THE PROBLEM: Pictures aside, write out every record exactly as it appears.

ENTRIES:
= = = =

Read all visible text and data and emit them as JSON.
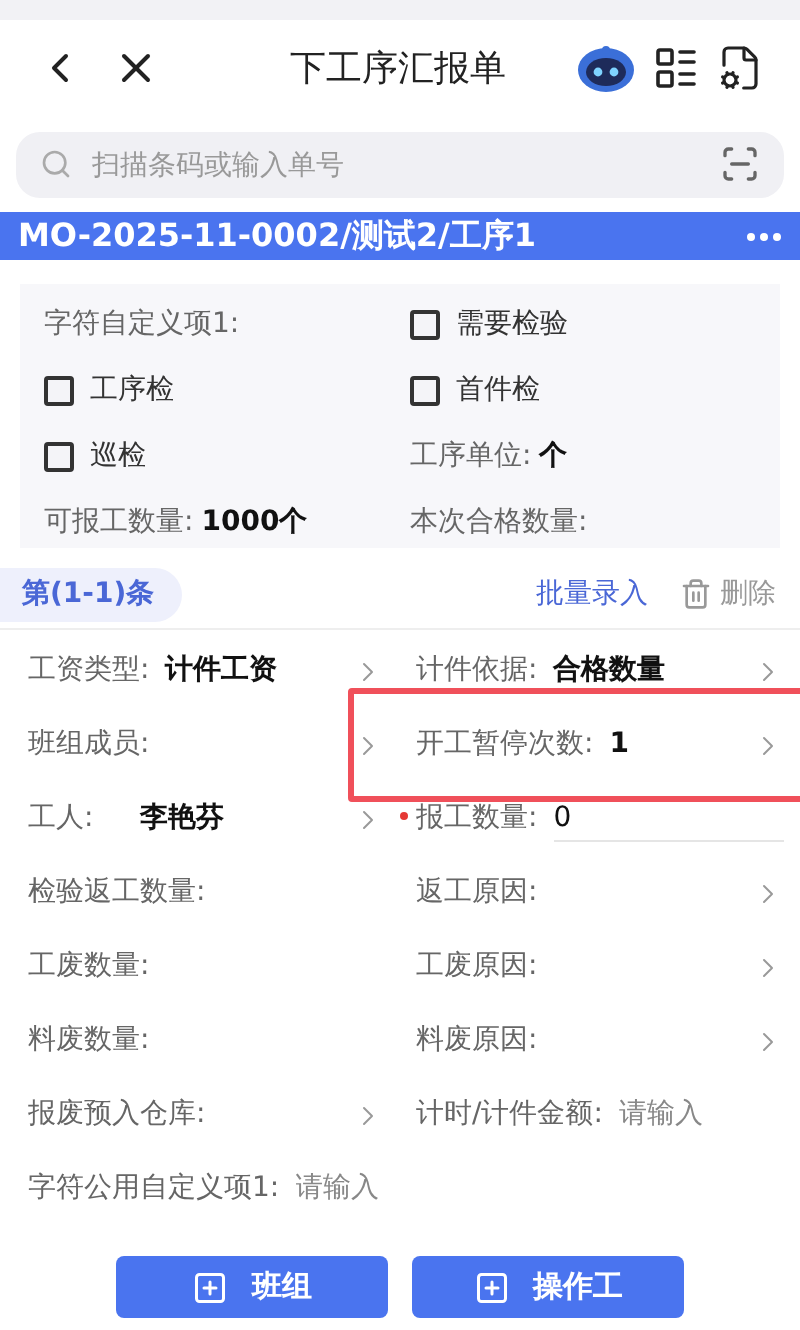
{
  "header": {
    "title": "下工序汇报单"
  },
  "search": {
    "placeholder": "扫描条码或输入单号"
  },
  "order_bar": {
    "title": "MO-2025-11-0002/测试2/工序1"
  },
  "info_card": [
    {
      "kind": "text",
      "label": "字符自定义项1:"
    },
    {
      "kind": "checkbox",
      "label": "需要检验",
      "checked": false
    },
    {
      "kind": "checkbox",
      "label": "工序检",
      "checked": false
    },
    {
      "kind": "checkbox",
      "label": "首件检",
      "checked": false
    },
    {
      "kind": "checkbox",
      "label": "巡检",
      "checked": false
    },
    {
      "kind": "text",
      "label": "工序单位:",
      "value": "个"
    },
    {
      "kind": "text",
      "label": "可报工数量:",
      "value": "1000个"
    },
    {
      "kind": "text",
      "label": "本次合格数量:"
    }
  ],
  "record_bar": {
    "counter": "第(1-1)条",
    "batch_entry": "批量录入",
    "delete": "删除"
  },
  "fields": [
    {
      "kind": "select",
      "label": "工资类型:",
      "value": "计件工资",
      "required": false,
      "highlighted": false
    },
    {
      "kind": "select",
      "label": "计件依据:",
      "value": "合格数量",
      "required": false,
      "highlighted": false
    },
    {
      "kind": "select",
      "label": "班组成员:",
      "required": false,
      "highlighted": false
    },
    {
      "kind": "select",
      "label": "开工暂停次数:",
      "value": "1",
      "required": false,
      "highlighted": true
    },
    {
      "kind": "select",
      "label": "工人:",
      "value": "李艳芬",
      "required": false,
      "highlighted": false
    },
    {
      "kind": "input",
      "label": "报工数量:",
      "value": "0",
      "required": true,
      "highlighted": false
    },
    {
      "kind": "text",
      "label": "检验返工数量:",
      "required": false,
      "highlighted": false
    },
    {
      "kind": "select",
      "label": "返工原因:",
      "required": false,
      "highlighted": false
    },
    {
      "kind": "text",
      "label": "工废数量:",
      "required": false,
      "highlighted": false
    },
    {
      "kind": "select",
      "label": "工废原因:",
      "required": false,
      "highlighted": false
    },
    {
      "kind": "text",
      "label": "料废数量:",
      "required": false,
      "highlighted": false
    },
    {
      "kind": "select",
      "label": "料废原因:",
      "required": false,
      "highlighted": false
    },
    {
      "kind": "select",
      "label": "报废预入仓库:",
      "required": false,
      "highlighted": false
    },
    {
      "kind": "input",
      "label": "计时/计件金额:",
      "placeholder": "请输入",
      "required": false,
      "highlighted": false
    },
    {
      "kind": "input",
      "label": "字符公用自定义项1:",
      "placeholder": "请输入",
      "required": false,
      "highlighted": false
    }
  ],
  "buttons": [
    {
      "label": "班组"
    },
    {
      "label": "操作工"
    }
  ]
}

= = = =

SOLUTION FOR THIS PROBLEM:
Read all visible text and data and emit them as JSON.
{
  "header": {
    "title": "下工序汇报单"
  },
  "search": {
    "placeholder": "扫描条码或输入单号"
  },
  "order_bar": {
    "title": "MO-2025-11-0002/测试2/工序1"
  },
  "info_card": [
    {
      "kind": "text",
      "label": "字符自定义项1:"
    },
    {
      "kind": "checkbox",
      "label": "需要检验",
      "checked": false
    },
    {
      "kind": "checkbox",
      "label": "工序检",
      "checked": false
    },
    {
      "kind": "checkbox",
      "label": "首件检",
      "checked": false
    },
    {
      "kind": "checkbox",
      "label": "巡检",
      "checked": false
    },
    {
      "kind": "text",
      "label": "工序单位:",
      "value": "个"
    },
    {
      "kind": "text",
      "label": "可报工数量:",
      "value": "1000个"
    },
    {
      "kind": "text",
      "label": "本次合格数量:"
    }
  ],
  "record_bar": {
    "counter": "第(1-1)条",
    "batch_entry": "批量录入",
    "delete": "删除"
  },
  "fields": [
    {
      "kind": "select",
      "label": "工资类型:",
      "value": "计件工资",
      "required": false,
      "highlighted": false
    },
    {
      "kind": "select",
      "label": "计件依据:",
      "value": "合格数量",
      "required": false,
      "highlighted": false
    },
    {
      "kind": "select",
      "label": "班组成员:",
      "required": false,
      "highlighted": false
    },
    {
      "kind": "select",
      "label": "开工暂停次数:",
      "value": "1",
      "required": false,
      "highlighted": true
    },
    {
      "kind": "select",
      "label": "工人:",
      "value": "李艳芬",
      "required": false,
      "highlighted": false
    },
    {
      "kind": "input",
      "label": "报工数量:",
      "value": "0",
      "required": true,
      "highlighted": false
    },
    {
      "kind": "text",
      "label": "检验返工数量:",
      "required": false,
      "highlighted": false
    },
    {
      "kind": "select",
      "label": "返工原因:",
      "required": false,
      "highlighted": false
    },
    {
      "kind": "text",
      "label": "工废数量:",
      "required": false,
      "highlighted": false
    },
    {
      "kind": "select",
      "label": "工废原因:",
      "required": false,
      "highlighted": false
    },
    {
      "kind": "text",
      "label": "料废数量:",
      "required": false,
      "highlighted": false
    },
    {
      "kind": "select",
      "label": "料废原因:",
      "required": false,
      "highlighted": false
    },
    {
      "kind": "select",
      "label": "报废预入仓库:",
      "required": false,
      "highlighted": false
    },
    {
      "kind": "input",
      "label": "计时/计件金额:",
      "placeholder": "请输入",
      "required": false,
      "highlighted": false
    },
    {
      "kind": "input",
      "label": "字符公用自定义项1:",
      "placeholder": "请输入",
      "required": false,
      "highlighted": false
    }
  ],
  "buttons": [
    {
      "label": "班组"
    },
    {
      "label": "操作工"
    }
  ]
}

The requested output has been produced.